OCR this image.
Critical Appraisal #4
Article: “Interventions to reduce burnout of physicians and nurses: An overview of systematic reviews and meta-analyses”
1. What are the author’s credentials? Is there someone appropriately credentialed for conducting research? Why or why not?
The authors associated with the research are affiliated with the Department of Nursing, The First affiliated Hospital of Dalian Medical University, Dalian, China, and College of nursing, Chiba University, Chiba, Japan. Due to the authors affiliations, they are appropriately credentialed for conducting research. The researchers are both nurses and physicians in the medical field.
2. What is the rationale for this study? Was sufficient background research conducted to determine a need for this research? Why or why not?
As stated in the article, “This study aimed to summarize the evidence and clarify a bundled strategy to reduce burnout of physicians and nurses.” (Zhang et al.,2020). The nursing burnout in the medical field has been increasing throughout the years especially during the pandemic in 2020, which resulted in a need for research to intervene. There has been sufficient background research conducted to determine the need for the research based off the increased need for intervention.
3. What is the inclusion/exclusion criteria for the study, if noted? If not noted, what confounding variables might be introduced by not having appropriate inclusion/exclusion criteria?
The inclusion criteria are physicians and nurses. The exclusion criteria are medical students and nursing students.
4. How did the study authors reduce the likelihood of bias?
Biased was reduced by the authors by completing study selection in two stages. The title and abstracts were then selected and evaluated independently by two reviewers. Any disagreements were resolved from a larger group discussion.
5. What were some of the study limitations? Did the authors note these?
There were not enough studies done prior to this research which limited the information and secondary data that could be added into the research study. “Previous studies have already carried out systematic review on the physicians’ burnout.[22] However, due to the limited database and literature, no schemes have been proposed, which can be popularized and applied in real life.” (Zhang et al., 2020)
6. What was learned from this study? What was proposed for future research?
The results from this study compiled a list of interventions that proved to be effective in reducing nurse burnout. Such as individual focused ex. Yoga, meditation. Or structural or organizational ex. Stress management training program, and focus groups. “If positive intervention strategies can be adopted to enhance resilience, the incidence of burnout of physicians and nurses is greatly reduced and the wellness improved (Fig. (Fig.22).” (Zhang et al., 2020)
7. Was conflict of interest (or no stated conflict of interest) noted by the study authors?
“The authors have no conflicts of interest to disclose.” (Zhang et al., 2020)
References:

================

EXERCISE TASK:
Transcribe every line of the data, exactly as it stands.

FINISHED ANSWER:
OCR this image.
Critical Appraisal #4
Article: “Interventions to reduce burnout of physicians and nurses: An overview of systematic reviews and meta-analyses”
1. What are the author’s credentials? Is there someone appropriately credentialed for conducting research? Why or why not?
The authors associated with the research are affiliated with the Department of Nursing, The First affiliated Hospital of Dalian Medical University, Dalian, China, and College of nursing, Chiba University, Chiba, Japan. Due to the authors affiliations, they are appropriately credentialed for conducting research. The researchers are both nurses and physicians in the medical field.
2. What is the rationale for this study? Was sufficient background research conducted to determine a need for this research? Why or why not?
As stated in the article, “This study aimed to summarize the evidence and clarify a bundled strategy to reduce burnout of physicians and nurses.” (Zhang et al.,2020). The nursing burnout in the medical field has been increasing throughout the years especially during the pandemic in 2020, which resulted in a need for research to intervene. There has been sufficient background research conducted to determine the need for the research based off the increased need for intervention.
3. What is the inclusion/exclusion criteria for the study, if noted? If not noted, what confounding variables might be introduced by not having appropriate inclusion/exclusion criteria?
The inclusion criteria are physicians and nurses. The exclusion criteria are medical students and nursing students.
4. How did the study authors reduce the likelihood of bias?
Biased was reduced by the authors by completing study selection in two stages. The title and abstracts were then selected and evaluated independently by two reviewers. Any disagreements were resolved from a larger group discussion.
5. What were some of the study limitations? Did the authors note these?
There were not enough studies done prior to this research which limited the information and secondary data that could be added into the research study. “Previous studies have already carried out systematic review on the physicians’ burnout.[22] However, due to the limited database and literature, no schemes have been proposed, which can be popularized and applied in real life.” (Zhang et al., 2020)
6. What was learned from this study? What was proposed for future research?
The results from this study compiled a list of interventions that proved to be effective in reducing nurse burnout. Such as individual focused ex. Yoga, meditation. Or structural or organizational ex. Stress management training program, and focus groups. “If positive intervention strategies can be adopted to enhance resilience, the incidence of burnout of physicians and nurses is greatly reduced and the wellness improved (Fig. (Fig.22).” (Zhang et al., 2020)
7. Was conflict of interest (or no stated conflict of interest) noted by the study authors?
“The authors have no conflicts of interest to disclose.” (Zhang et al., 2020)
References:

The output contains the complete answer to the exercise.